[Stored records]
========
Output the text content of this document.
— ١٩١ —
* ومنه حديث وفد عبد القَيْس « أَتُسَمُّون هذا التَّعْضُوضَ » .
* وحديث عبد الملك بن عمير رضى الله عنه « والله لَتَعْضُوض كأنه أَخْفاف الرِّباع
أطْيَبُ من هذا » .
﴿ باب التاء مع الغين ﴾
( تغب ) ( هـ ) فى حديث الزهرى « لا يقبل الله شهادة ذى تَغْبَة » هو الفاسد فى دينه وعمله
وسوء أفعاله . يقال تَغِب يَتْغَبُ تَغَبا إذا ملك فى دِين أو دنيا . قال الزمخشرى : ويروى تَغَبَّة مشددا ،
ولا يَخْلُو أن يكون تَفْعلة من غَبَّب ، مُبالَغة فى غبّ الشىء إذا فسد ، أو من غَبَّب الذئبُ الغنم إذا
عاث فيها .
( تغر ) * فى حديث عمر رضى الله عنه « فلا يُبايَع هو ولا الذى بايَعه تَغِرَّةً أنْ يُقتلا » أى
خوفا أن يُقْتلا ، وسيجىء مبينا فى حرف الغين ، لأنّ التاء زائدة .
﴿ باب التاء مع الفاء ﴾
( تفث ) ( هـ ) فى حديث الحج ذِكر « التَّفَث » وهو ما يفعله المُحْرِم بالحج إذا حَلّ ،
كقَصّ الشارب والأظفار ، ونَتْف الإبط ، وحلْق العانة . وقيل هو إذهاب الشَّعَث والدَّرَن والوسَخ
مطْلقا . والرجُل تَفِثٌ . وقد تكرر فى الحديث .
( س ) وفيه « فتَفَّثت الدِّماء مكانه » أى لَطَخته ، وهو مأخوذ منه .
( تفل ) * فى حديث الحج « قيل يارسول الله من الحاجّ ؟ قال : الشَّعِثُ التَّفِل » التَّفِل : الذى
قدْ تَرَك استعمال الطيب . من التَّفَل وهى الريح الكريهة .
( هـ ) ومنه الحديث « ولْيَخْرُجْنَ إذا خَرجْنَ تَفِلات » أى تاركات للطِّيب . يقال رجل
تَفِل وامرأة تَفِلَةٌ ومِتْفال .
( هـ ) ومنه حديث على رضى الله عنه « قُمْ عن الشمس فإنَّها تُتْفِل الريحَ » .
========
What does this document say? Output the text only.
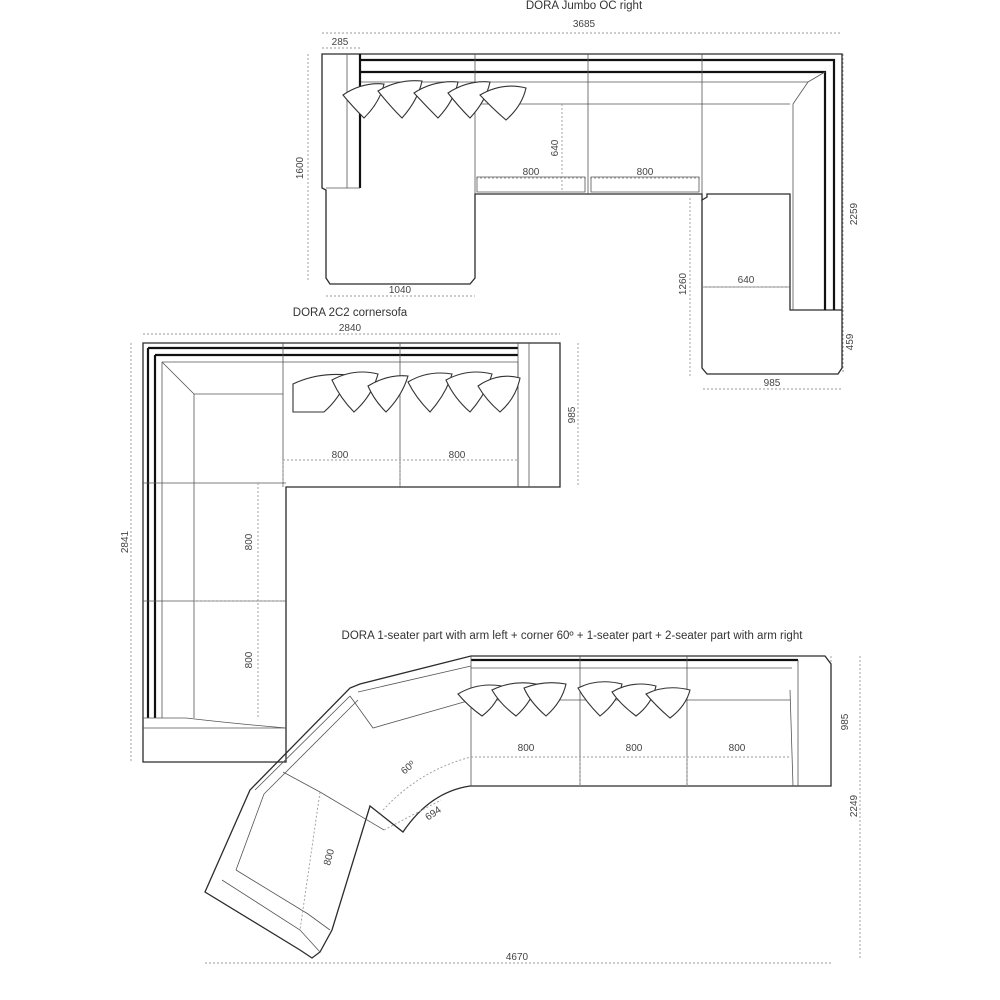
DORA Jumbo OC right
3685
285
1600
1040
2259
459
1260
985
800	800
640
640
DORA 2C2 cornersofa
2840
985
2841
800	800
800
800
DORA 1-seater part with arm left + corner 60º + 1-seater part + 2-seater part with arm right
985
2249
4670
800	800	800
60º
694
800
========
== What you need to do ==
What is the number of lines above that hold the string "ومنه"? Answer with that number alone.

== Answer to this task ==
3